● What to do
Go through the records underneath and write each one out again exactly.

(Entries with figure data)

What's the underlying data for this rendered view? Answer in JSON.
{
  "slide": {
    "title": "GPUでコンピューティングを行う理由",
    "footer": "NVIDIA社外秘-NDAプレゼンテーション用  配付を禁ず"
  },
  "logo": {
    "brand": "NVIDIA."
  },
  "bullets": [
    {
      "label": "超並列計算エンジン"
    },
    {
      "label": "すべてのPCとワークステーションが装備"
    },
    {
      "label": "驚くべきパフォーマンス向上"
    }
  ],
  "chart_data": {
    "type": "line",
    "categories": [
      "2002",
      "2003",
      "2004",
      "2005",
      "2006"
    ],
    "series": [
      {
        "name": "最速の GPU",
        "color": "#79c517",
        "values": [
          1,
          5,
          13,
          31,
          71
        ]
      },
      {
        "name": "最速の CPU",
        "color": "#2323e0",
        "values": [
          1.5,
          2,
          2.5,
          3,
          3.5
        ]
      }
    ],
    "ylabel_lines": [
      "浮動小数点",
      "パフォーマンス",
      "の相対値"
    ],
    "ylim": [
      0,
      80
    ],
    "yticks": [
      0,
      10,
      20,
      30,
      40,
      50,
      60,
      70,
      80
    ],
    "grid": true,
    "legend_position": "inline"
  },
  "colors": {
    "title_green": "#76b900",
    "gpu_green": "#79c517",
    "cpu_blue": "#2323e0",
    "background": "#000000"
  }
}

● Task solution
What's the underlying data for this rendered view? Answer in JSON.
{
  "slide": {
    "title": "GPUでコンピューティングを行う理由",
    "footer": "NVIDIA社外秘-NDAプレゼンテーション用  配付を禁ず"
  },
  "logo": {
    "brand": "NVIDIA."
  },
  "bullets": [
    {
      "label": "超並列計算エンジン"
    },
    {
      "label": "すべてのPCとワークステーションが装備"
    },
    {
      "label": "驚くべきパフォーマンス向上"
    }
  ],
  "chart_data": {
    "type": "line",
    "categories": [
      "2002",
      "2003",
      "2004",
      "2005",
      "2006"
    ],
    "series": [
      {
        "name": "最速の GPU",
        "color": "#79c517",
        "values": [
          1,
          5,
          13,
          31,
          71
        ]
      },
      {
        "name": "最速の CPU",
        "color": "#2323e0",
        "values": [
          1.5,
          2,
          2.5,
          3,
          3.5
        ]
      }
    ],
    "ylabel_lines": [
      "浮動小数点",
      "パフォーマンス",
      "の相対値"
    ],
    "ylim": [
      0,
      80
    ],
    "yticks": [
      0,
      10,
      20,
      30,
      40,
      50,
      60,
      70,
      80
    ],
    "grid": true,
    "legend_position": "inline"
  },
  "colors": {
    "title_green": "#76b900",
    "gpu_green": "#79c517",
    "cpu_blue": "#2323e0",
    "background": "#000000"
  }
}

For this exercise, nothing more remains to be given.